"""

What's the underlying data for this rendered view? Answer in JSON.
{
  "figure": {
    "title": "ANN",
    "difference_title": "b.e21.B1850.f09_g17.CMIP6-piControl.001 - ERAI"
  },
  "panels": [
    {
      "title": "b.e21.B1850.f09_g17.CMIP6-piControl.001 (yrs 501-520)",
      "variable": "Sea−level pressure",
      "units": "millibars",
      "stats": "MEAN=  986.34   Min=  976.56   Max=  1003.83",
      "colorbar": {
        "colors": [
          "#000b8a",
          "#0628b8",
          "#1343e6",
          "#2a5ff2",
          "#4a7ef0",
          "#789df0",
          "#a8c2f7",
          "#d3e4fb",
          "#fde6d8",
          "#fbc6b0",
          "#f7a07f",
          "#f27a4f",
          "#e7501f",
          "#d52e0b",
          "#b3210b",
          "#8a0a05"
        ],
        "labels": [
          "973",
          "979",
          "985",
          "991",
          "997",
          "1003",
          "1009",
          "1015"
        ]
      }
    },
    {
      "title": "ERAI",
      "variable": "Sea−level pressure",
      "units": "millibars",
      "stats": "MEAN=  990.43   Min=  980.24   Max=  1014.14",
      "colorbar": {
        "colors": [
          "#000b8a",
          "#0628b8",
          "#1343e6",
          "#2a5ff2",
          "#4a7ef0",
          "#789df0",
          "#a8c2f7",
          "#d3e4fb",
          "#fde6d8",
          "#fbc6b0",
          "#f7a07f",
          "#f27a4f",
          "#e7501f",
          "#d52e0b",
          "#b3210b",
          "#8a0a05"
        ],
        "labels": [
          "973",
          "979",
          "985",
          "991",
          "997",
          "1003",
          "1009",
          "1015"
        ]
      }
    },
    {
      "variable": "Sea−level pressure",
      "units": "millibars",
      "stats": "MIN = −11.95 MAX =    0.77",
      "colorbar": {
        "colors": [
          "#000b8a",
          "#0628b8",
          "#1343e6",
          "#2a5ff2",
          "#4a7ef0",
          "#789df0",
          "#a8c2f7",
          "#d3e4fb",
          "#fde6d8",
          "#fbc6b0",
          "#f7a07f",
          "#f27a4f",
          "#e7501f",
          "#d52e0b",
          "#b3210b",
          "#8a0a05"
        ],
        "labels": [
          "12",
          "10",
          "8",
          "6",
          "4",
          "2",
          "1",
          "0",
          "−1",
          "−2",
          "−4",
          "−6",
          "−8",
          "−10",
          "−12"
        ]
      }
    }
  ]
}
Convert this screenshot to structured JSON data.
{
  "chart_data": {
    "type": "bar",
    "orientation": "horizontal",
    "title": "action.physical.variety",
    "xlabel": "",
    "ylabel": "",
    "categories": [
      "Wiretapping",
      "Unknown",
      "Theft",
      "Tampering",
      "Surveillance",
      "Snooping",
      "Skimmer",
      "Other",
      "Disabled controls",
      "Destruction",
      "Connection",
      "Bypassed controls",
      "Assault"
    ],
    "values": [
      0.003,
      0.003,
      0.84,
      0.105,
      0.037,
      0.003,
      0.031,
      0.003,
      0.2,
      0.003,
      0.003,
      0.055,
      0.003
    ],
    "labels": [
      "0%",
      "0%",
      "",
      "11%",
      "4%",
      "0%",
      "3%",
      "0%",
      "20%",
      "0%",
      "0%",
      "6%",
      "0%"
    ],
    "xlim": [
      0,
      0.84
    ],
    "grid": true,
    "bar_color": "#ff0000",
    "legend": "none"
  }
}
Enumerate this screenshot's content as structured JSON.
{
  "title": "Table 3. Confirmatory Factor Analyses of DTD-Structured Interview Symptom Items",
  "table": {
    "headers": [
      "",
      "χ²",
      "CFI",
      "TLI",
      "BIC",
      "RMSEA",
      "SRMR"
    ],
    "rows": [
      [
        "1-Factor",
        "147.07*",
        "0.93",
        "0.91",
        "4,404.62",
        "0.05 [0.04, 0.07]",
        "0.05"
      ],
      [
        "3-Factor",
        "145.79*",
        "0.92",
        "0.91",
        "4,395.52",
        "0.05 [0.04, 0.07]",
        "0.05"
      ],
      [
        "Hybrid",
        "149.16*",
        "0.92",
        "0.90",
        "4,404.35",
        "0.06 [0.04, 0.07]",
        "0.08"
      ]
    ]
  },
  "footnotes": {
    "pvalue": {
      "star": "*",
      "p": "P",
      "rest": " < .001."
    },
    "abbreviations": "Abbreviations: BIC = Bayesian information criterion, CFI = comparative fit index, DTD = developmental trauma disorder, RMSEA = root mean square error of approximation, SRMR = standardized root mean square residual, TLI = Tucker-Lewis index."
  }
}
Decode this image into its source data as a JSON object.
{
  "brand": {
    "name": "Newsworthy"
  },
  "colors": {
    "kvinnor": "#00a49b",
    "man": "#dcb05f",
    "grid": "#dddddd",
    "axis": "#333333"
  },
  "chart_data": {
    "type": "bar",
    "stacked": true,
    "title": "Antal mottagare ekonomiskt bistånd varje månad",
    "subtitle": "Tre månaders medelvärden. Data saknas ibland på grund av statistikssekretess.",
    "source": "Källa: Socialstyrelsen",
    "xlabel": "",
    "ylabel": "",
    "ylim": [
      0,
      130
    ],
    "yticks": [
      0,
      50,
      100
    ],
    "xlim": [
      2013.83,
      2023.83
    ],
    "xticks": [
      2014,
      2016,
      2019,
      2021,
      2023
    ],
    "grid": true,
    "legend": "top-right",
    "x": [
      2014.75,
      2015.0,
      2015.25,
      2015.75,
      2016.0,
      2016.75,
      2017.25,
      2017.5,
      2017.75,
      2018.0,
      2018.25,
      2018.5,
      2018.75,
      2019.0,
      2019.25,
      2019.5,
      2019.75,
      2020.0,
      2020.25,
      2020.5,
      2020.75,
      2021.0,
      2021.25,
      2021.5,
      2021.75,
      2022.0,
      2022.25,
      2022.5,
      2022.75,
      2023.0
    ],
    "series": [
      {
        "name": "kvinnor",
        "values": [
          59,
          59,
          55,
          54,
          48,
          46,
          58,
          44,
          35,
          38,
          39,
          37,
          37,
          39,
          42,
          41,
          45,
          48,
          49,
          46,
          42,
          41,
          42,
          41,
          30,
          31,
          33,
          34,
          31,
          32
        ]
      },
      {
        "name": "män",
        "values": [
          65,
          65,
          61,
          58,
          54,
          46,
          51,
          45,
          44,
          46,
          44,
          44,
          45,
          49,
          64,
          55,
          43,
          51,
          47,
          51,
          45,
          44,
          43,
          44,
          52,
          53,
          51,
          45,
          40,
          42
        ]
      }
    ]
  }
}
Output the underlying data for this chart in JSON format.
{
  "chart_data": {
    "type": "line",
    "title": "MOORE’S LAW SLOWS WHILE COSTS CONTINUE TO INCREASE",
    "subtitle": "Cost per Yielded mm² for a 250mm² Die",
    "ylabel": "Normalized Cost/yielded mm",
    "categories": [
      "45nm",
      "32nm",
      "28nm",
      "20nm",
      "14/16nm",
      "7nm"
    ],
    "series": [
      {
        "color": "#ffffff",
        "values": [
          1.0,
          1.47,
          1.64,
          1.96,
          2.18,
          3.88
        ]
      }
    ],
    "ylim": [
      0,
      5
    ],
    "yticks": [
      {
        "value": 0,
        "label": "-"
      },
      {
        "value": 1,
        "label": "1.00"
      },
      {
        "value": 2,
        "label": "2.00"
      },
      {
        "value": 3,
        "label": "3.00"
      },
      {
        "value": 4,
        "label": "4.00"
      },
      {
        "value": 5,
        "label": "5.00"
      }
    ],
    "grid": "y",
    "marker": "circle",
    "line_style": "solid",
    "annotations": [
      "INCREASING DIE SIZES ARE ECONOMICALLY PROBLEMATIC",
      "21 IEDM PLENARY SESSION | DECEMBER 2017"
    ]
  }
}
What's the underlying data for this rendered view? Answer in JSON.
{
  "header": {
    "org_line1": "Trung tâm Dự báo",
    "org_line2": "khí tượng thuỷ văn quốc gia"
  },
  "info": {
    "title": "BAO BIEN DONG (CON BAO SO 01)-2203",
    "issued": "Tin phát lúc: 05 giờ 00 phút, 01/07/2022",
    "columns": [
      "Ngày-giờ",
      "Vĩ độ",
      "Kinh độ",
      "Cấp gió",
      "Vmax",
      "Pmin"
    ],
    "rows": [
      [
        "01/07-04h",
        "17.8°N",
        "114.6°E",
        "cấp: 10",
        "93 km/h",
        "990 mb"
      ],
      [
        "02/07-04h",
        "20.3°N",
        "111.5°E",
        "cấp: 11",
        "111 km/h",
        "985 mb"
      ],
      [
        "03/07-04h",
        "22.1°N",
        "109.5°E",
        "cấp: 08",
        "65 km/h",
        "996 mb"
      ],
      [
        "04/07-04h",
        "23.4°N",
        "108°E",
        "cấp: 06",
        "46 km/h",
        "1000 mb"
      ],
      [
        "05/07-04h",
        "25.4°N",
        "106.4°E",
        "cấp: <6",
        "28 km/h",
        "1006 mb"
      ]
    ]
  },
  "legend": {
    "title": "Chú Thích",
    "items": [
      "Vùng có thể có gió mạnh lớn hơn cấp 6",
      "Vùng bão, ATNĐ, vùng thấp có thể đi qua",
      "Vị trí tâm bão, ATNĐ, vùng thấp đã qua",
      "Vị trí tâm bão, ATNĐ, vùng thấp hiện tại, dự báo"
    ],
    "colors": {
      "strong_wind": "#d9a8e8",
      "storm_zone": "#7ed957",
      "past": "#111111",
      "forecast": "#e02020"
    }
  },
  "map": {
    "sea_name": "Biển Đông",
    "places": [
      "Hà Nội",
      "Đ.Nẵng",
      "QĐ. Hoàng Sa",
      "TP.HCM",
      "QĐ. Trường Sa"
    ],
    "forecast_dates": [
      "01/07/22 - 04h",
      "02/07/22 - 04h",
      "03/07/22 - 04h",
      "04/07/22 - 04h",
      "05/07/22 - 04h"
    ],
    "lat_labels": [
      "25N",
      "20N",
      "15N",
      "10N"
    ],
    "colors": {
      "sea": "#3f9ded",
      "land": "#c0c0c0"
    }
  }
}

"""

GIVEN TASK. Go over the records above and tally each line that includes "grid". Give the total by itself.

THE COMPLETED TASK. 4